» **Short problem**:
Collect every line in the records below that contains the word "text".

» **Excerpted records**:
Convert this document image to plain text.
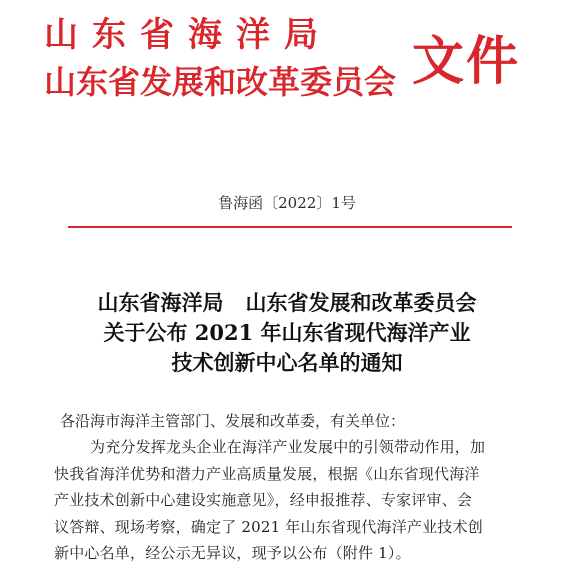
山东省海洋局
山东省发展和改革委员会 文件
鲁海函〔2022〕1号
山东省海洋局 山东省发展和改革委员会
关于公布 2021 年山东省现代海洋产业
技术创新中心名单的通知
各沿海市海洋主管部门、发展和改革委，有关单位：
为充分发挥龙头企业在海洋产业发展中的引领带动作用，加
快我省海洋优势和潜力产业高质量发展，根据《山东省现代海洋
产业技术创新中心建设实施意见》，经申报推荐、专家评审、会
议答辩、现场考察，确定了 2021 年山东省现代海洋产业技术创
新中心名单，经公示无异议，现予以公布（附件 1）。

--

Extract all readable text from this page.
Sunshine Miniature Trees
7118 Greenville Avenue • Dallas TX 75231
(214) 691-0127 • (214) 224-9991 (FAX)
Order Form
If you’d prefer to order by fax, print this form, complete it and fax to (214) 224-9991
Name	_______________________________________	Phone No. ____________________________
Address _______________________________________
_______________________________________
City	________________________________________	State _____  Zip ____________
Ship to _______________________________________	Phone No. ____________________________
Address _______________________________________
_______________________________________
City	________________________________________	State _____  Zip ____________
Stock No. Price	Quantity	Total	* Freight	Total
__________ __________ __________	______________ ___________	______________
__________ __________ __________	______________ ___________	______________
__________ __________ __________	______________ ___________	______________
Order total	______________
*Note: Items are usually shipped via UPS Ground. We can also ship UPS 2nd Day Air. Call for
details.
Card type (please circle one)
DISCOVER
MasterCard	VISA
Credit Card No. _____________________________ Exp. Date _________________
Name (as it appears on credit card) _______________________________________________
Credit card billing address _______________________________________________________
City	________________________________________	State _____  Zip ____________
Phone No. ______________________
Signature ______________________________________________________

» **Final result**:
Convert this document image to plain text.
Extract all readable text from this page.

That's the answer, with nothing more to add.